**Your task**:
Reproduce the email thread below about casting timestamps in Arrow in full, with no changes.

**Supplied passage**:
-*-
Oh thanks that could be a workaround! I thought pa tables are supposed to
be immutable , is there a safe way to just change the metadata?

On Wed, Feb 15, 2023 at 5:44 PM Rok Mihevc <rok.mih...@gmail.com> wrote:

> Well that's suboptimal. As a workaround I suppose you could just change the
> metadata if the array is timezone aware.
>
> On Wed, Feb 15, 2023 at 10:37 PM Li Jin <ice.xell...@gmail.com> wrote:
>
> > Oh found this comment:
> >
> >
> https://github.com/apache/arrow/blob/master/cpp/src/arrow/compute/kernels/scalar_cast_temporal.cc#L156
> >
> >
> >
> > On Wed, Feb 15, 2023 at 4:23 PM Li Jin <ice.xell...@gmail.com> wrote:
> >
> > > Not sure if this is actually a bug or expected behavior - I filed
> > > https://github.com/apache/arrow/issues/34210
> > >
> > > On Wed, Feb 15, 2023 at 4:15 PM Li Jin <ice.xell...@gmail.com> wrote:
> > >
> > >> Hmm..something feels off here - I did the following experiment on
> Arrow
> > >> 11 and casting timestamp-naive to int64 is much faster than casting
> > >> timestamp-naive to timestamp-utc:
> > >>
> > >> In [16]: %time table.cast(schema_int)
> > >> CPU times: user 114 µs, sys: 30 µs, total: 144 µs
> > >> *Wall time: 231 µs*
> > >> Out[16]:
> > >> pyarrow.Table
> > >> time: int64
> > >> ----
> > >> time: [[0,1,2,3,4,...,99999995,99999996,99999997,99999998,99999999]]
> > >>
> > >> In [17]: %time table.cast(schema_tz)
-*-
**Given entries**:
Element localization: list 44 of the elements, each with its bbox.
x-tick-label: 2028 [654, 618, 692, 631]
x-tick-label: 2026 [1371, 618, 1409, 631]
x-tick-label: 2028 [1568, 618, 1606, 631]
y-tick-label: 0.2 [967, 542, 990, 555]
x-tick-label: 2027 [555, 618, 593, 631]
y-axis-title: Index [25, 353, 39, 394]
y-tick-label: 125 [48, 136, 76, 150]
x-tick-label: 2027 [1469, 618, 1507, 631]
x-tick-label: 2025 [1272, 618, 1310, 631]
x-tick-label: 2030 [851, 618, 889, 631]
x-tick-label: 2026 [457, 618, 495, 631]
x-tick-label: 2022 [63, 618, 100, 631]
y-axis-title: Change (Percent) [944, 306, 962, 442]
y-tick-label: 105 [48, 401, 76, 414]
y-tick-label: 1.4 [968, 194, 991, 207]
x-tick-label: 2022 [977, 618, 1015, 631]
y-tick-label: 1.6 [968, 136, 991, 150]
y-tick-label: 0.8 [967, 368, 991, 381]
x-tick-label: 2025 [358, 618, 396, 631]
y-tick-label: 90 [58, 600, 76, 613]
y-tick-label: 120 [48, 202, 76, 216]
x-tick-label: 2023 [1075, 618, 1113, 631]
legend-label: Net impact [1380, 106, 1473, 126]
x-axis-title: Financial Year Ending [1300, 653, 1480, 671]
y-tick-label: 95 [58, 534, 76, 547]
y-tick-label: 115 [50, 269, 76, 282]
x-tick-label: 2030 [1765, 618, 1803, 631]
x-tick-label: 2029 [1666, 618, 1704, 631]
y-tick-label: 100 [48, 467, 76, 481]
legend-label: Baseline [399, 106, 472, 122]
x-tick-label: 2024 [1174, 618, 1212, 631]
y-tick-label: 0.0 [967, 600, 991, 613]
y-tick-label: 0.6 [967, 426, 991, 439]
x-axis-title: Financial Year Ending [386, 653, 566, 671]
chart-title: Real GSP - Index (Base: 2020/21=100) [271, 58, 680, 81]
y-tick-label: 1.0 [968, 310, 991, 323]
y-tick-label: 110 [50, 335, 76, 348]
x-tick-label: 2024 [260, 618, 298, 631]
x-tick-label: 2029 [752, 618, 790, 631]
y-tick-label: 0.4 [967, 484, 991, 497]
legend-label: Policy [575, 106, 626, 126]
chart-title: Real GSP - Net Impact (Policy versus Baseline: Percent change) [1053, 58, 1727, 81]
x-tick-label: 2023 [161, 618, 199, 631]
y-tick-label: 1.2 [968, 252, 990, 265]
-*-
**Solution**:
Oh thanks that could be a workaround! I thought pa tables are supposed to
be immutable , is there a safe way to just change the metadata?

On Wed, Feb 15, 2023 at 5:44 PM Rok Mihevc <rok.mih...@gmail.com> wrote:

> Well that's suboptimal. As a workaround I suppose you could just change the
> metadata if the array is timezone aware.
>
> On Wed, Feb 15, 2023 at 10:37 PM Li Jin <ice.xell...@gmail.com> wrote:
>
> > Oh found this comment:
> >
> >
> https://github.com/apache/arrow/blob/master/cpp/src/arrow/compute/kernels/scalar_cast_temporal.cc#L156
> >
> >
> >
> > On Wed, Feb 15, 2023 at 4:23 PM Li Jin <ice.xell...@gmail.com> wrote:
> >
> > > Not sure if this is actually a bug or expected behavior - I filed
> > > https://github.com/apache/arrow/issues/34210
> > >
> > > On Wed, Feb 15, 2023 at 4:15 PM Li Jin <ice.xell...@gmail.com> wrote:
> > >
> > >> Hmm..something feels off here - I did the following experiment on
> Arrow
> > >> 11 and casting timestamp-naive to int64 is much faster than casting
> > >> timestamp-naive to timestamp-utc:
> > >>
> > >> In [16]: %time table.cast(schema_int)
> > >> CPU times: user 114 µs, sys: 30 µs, total: 144 µs
> > >> *Wall time: 231 µs*
> > >> Out[16]:
> > >> pyarrow.Table
> > >> time: int64
> > >> ----
> > >> time: [[0,1,2,3,4,...,99999995,99999996,99999997,99999998,99999999]]
> > >>
> > >> In [17]: %time table.cast(schema_tz)